=== Directions ===
Where a line holds the string "ديوان", return that line.
— Begin —
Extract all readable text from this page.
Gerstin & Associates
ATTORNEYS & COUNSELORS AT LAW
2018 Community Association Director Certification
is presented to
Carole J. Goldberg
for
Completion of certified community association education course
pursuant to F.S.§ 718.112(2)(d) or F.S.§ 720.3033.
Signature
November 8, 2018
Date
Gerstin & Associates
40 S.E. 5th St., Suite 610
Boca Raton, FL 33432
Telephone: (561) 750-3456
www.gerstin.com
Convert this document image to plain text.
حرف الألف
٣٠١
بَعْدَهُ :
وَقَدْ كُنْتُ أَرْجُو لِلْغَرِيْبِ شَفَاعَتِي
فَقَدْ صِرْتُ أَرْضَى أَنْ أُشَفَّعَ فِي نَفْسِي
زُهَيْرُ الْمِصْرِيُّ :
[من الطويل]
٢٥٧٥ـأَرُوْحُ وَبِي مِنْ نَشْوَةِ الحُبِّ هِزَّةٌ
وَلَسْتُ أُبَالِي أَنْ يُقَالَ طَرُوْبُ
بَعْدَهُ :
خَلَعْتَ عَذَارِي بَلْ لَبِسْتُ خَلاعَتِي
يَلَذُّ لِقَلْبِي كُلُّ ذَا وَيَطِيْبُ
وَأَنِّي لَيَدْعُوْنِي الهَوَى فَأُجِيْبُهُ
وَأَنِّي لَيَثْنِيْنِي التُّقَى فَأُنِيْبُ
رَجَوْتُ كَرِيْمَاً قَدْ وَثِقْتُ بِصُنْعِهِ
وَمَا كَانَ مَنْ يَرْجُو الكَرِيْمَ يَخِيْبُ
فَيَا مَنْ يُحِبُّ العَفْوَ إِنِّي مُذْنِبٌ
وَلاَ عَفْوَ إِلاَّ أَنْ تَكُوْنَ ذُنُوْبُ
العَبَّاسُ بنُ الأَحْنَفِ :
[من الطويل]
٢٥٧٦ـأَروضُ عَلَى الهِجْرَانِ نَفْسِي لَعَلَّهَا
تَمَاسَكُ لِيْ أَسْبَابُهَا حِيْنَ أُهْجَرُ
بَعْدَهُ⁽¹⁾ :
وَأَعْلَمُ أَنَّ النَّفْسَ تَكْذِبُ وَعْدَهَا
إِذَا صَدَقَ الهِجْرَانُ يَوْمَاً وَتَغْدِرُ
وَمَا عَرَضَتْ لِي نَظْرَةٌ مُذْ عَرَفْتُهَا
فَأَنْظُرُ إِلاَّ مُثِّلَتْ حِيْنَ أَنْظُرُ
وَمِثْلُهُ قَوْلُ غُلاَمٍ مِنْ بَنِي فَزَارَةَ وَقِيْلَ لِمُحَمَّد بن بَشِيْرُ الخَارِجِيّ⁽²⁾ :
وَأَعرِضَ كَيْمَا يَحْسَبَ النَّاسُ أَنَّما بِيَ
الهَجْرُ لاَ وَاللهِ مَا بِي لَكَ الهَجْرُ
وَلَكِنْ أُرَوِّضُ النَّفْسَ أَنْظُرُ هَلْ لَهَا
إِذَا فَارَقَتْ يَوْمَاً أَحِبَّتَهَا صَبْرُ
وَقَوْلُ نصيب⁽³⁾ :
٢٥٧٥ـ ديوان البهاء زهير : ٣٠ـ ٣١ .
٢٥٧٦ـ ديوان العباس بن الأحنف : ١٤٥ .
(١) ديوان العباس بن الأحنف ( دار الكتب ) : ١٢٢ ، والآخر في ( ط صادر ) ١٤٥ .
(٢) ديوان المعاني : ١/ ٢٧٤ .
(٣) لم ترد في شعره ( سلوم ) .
— End —
=== Complete output ===
٢٥٧٥ـ ديوان البهاء زهير : ٣٠ـ ٣١ .
٢٥٧٦ـ ديوان العباس بن الأحنف : ١٤٥ .
(١) ديوان العباس بن الأحنف ( دار الكتب ) : ١٢٢ ، والآخر في ( ط صادر ) ١٤٥ .
(٢) ديوان المعاني : ١/ ٢٧٤ .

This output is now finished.